**Your objective:**
Reproduce the rows from the one containing "261, 286, 268]" through the one containing "103, 718, 254]", both included. Keep them word for word and give nothing else.

┄┄┄┄┄┄

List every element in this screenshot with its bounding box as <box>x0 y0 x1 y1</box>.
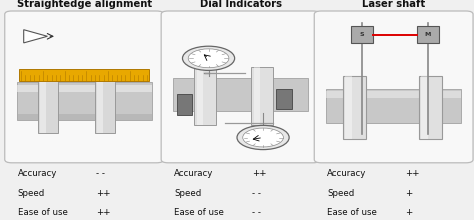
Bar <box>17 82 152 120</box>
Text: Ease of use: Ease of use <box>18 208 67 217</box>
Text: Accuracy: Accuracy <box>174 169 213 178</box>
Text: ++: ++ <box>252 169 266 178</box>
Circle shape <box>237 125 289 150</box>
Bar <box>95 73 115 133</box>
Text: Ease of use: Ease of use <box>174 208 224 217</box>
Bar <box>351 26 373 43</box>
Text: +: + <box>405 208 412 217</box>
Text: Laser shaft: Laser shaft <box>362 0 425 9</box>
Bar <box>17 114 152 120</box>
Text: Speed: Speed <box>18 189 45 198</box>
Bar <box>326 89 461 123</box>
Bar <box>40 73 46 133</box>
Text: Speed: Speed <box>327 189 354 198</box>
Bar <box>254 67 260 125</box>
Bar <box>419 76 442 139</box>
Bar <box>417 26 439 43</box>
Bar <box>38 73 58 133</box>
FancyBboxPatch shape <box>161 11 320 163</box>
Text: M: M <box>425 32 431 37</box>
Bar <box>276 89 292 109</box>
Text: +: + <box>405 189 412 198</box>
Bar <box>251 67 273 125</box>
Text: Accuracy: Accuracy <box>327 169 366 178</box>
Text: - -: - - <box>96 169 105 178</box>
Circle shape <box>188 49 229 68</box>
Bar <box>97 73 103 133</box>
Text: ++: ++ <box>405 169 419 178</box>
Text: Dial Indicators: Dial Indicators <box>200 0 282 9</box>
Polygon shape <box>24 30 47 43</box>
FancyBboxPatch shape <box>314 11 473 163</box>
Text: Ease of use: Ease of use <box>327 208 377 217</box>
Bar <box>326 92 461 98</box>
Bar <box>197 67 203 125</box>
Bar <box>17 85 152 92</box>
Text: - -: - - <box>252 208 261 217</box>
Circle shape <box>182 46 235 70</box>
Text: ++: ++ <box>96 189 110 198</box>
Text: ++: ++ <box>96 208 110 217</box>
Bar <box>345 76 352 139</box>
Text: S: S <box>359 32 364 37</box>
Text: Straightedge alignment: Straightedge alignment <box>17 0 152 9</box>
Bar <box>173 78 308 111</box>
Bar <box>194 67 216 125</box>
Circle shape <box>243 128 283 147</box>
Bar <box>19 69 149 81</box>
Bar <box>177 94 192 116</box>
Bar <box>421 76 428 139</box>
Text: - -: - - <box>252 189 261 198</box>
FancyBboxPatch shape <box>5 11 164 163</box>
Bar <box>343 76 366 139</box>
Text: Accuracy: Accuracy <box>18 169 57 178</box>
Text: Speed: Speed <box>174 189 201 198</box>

┄┄┄┄┄┄

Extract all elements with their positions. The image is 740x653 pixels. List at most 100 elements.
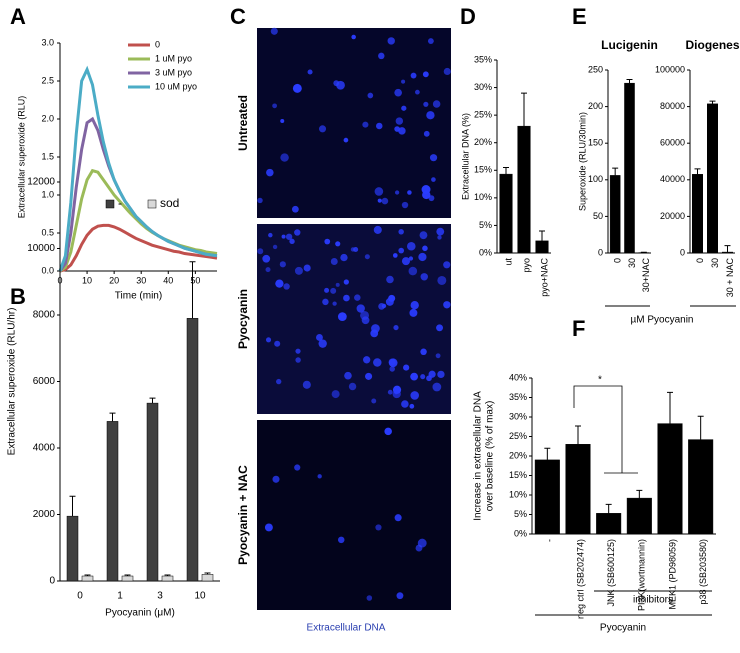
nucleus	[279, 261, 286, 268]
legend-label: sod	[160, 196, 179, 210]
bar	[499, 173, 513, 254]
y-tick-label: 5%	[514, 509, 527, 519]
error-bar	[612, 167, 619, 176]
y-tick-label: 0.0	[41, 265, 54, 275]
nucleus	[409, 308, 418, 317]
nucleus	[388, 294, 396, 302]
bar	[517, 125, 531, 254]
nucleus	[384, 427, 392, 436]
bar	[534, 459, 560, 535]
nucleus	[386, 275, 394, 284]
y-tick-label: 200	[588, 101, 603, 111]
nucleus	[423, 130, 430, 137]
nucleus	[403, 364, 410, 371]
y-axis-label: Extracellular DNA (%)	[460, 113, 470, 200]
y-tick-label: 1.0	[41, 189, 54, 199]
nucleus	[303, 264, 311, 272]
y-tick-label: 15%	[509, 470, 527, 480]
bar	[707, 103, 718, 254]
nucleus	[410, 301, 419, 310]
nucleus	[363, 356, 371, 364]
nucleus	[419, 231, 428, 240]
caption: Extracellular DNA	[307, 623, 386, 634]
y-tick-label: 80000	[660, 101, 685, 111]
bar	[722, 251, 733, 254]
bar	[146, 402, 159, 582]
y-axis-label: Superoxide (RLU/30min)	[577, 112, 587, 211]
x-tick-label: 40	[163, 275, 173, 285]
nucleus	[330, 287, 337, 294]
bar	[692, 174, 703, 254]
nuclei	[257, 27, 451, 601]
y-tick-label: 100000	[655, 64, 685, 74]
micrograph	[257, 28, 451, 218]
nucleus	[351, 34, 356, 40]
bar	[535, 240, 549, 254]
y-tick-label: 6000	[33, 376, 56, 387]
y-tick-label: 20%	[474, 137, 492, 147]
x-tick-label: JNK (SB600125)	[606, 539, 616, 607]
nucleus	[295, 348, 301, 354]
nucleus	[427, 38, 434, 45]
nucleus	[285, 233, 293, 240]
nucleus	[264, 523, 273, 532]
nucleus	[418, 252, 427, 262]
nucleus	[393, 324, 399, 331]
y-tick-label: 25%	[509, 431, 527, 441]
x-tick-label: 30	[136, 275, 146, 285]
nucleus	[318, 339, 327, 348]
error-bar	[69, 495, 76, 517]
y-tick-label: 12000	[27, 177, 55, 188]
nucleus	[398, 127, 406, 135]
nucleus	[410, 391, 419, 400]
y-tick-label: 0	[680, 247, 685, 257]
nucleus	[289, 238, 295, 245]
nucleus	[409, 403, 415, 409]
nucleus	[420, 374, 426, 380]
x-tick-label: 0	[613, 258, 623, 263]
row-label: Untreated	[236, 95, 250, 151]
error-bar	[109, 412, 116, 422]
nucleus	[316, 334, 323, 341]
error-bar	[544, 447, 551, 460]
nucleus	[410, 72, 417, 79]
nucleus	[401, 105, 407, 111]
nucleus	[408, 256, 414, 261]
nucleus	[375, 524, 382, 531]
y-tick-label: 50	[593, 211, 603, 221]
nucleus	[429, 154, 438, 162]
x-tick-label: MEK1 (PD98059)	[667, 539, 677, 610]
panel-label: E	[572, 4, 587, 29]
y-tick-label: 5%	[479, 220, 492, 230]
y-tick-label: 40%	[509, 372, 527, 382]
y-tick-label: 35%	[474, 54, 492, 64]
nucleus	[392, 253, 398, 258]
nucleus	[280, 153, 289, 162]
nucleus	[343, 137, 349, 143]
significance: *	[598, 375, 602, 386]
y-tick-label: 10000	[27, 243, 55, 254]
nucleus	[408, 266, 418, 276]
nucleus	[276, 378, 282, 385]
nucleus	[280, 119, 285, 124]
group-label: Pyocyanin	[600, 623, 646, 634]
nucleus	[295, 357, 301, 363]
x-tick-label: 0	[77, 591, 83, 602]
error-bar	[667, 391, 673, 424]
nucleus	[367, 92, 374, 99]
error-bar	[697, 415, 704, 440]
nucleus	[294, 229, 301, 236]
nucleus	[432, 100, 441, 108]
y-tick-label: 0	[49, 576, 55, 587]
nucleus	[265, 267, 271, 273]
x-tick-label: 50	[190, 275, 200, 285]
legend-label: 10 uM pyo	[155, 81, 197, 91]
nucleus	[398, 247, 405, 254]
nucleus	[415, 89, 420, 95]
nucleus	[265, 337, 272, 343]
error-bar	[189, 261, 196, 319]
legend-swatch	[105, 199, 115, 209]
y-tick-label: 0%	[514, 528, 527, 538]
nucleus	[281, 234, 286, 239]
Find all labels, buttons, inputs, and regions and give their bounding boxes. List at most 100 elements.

┄┄┄┄┄┄

**Worked answer:**
nucleus	[279, 261, 286, 268]
legend-label: sod	[160, 196, 179, 210]
bar	[499, 173, 513, 254]
y-tick-label: 5%	[514, 509, 527, 519]
error-bar	[612, 167, 619, 176]
y-tick-label: 0.0	[41, 265, 54, 275]
nucleus	[409, 308, 418, 317]
nucleus	[388, 294, 396, 302]
bar	[517, 125, 531, 254]
nucleus	[384, 427, 392, 436]
bar	[534, 459, 560, 535]
nucleus	[386, 275, 394, 284]
y-tick-label: 200	[588, 101, 603, 111]
nucleus	[423, 130, 430, 137]
nucleus	[403, 364, 410, 371]
y-axis-label: Extracellular DNA (%)	[460, 113, 470, 200]
y-tick-label: 1.0	[41, 189, 54, 199]
nucleus	[303, 264, 311, 272]
y-tick-label: 15%	[509, 470, 527, 480]
bar	[707, 103, 718, 254]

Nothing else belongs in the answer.